[BEGIN GIVEN INFORMATION]

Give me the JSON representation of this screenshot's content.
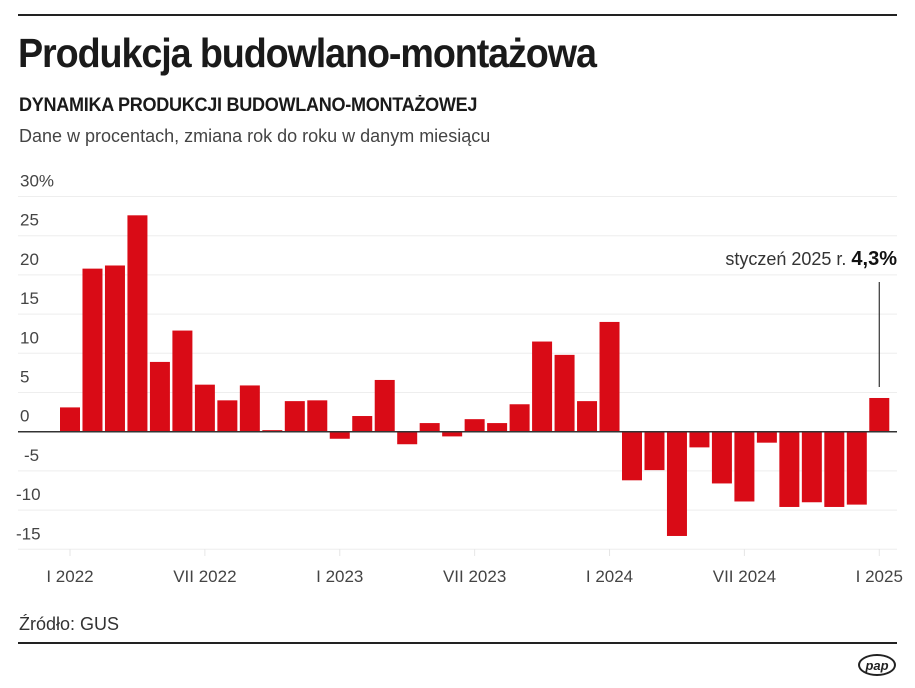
{
  "header": {
    "title": "Produkcja budowlano-montażowa",
    "subtitle": "DYNAMIKA PRODUKCJI BUDOWLANO-MONTAŻOWEJ",
    "description": "Dane w procentach, zmiana rok do roku w danym miesiącu"
  },
  "footer": {
    "source": "Źródło: GUS",
    "logo": "pap"
  },
  "chart_data": {
    "type": "bar",
    "title": "DYNAMIKA PRODUKCJI BUDOWLANO-MONTAŻOWEJ",
    "ylabel": "",
    "xlabel": "",
    "ylim": [
      -15,
      30
    ],
    "y_ticks": [
      {
        "value": 30,
        "label": "30%"
      },
      {
        "value": 25,
        "label": "25"
      },
      {
        "value": 20,
        "label": "20"
      },
      {
        "value": 15,
        "label": "15"
      },
      {
        "value": 10,
        "label": "10"
      },
      {
        "value": 5,
        "label": "5"
      },
      {
        "value": 0,
        "label": "0"
      },
      {
        "value": -5,
        "label": "-5"
      },
      {
        "value": -10,
        "label": "-10"
      },
      {
        "value": -15,
        "label": "-15"
      }
    ],
    "grid": true,
    "bar_color": "#d90b16",
    "categories": [
      "2022-01",
      "2022-02",
      "2022-03",
      "2022-04",
      "2022-05",
      "2022-06",
      "2022-07",
      "2022-08",
      "2022-09",
      "2022-10",
      "2022-11",
      "2022-12",
      "2023-01",
      "2023-02",
      "2023-03",
      "2023-04",
      "2023-05",
      "2023-06",
      "2023-07",
      "2023-08",
      "2023-09",
      "2023-10",
      "2023-11",
      "2023-12",
      "2024-01",
      "2024-02",
      "2024-03",
      "2024-04",
      "2024-05",
      "2024-06",
      "2024-07",
      "2024-08",
      "2024-09",
      "2024-10",
      "2024-11",
      "2024-12",
      "2025-01"
    ],
    "values": [
      3.1,
      20.8,
      21.2,
      27.6,
      8.9,
      12.9,
      6.0,
      4.0,
      5.9,
      0.2,
      3.9,
      4.0,
      -0.9,
      2.0,
      6.6,
      -1.6,
      1.1,
      -0.6,
      1.6,
      1.1,
      3.5,
      11.5,
      9.8,
      3.9,
      14.0,
      -6.2,
      -4.9,
      -13.3,
      -2.0,
      -6.6,
      -8.9,
      -1.4,
      -9.6,
      -9.0,
      -9.6,
      -9.3,
      4.3
    ],
    "x_ticks": [
      {
        "index": 0,
        "label": "I 2022"
      },
      {
        "index": 6,
        "label": "VII 2022"
      },
      {
        "index": 12,
        "label": "I 2023"
      },
      {
        "index": 18,
        "label": "VII 2023"
      },
      {
        "index": 24,
        "label": "I 2024"
      },
      {
        "index": 30,
        "label": "VII 2024"
      },
      {
        "index": 36,
        "label": "I 2025"
      }
    ],
    "annotation": {
      "index": 36,
      "text": "styczeń 2025 r.",
      "value_label": "4,3%"
    }
  }
}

[END GIVEN INFORMATION]

— EXERCISE DIRECTIONS —
Identify the lines of the entries containing the string "MONTAŻOWEJ". Copy each such line.

— WRITTEN RESPONSE —
    "subtitle": "DYNAMIKA PRODUKCJI BUDOWLANO-MONTAŻOWEJ",
    "title": "DYNAMIKA PRODUKCJI BUDOWLANO-MONTAŻOWEJ",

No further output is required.